_What you should do:_ All material below is to be reproduced exactly.

____

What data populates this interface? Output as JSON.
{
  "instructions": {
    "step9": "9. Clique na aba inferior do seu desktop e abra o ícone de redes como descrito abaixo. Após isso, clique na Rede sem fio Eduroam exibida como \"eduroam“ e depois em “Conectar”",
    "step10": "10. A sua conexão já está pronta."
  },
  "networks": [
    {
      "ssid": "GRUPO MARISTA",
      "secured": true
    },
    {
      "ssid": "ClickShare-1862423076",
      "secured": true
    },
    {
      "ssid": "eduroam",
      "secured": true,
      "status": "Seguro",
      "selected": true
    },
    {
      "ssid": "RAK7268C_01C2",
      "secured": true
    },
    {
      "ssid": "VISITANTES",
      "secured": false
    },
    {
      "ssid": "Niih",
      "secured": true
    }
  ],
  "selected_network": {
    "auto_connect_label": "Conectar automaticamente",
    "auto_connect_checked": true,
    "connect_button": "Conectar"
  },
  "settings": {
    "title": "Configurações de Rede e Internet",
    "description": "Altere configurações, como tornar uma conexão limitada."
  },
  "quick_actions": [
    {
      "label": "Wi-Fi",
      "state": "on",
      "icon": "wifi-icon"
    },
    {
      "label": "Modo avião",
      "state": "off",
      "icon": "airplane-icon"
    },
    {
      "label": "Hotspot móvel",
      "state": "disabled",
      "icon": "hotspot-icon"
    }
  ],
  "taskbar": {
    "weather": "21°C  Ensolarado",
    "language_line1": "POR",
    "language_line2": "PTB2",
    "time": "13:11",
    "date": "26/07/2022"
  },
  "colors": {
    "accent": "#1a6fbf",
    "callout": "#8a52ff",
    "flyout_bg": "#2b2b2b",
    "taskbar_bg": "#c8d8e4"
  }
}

____

_Written solution:_
What data populates this interface? Output as JSON.
{
  "instructions": {
    "step9": "9. Clique na aba inferior do seu desktop e abra o ícone de redes como descrito abaixo. Após isso, clique na Rede sem fio Eduroam exibida como \"eduroam“ e depois em “Conectar”",
    "step10": "10. A sua conexão já está pronta."
  },
  "networks": [
    {
      "ssid": "GRUPO MARISTA",
      "secured": true
    },
    {
      "ssid": "ClickShare-1862423076",
      "secured": true
    },
    {
      "ssid": "eduroam",
      "secured": true,
      "status": "Seguro",
      "selected": true
    },
    {
      "ssid": "RAK7268C_01C2",
      "secured": true
    },
    {
      "ssid": "VISITANTES",
      "secured": false
    },
    {
      "ssid": "Niih",
      "secured": true
    }
  ],
  "selected_network": {
    "auto_connect_label": "Conectar automaticamente",
    "auto_connect_checked": true,
    "connect_button": "Conectar"
  },
  "settings": {
    "title": "Configurações de Rede e Internet",
    "description": "Altere configurações, como tornar uma conexão limitada."
  },
  "quick_actions": [
    {
      "label": "Wi-Fi",
      "state": "on",
      "icon": "wifi-icon"
    },
    {
      "label": "Modo avião",
      "state": "off",
      "icon": "airplane-icon"
    },
    {
      "label": "Hotspot móvel",
      "state": "disabled",
      "icon": "hotspot-icon"
    }
  ],
  "taskbar": {
    "weather": "21°C  Ensolarado",
    "language_line1": "POR",
    "language_line2": "PTB2",
    "time": "13:11",
    "date": "26/07/2022"
  },
  "colors": {
    "accent": "#1a6fbf",
    "callout": "#8a52ff",
    "flyout_bg": "#2b2b2b",
    "taskbar_bg": "#c8d8e4"
  }
}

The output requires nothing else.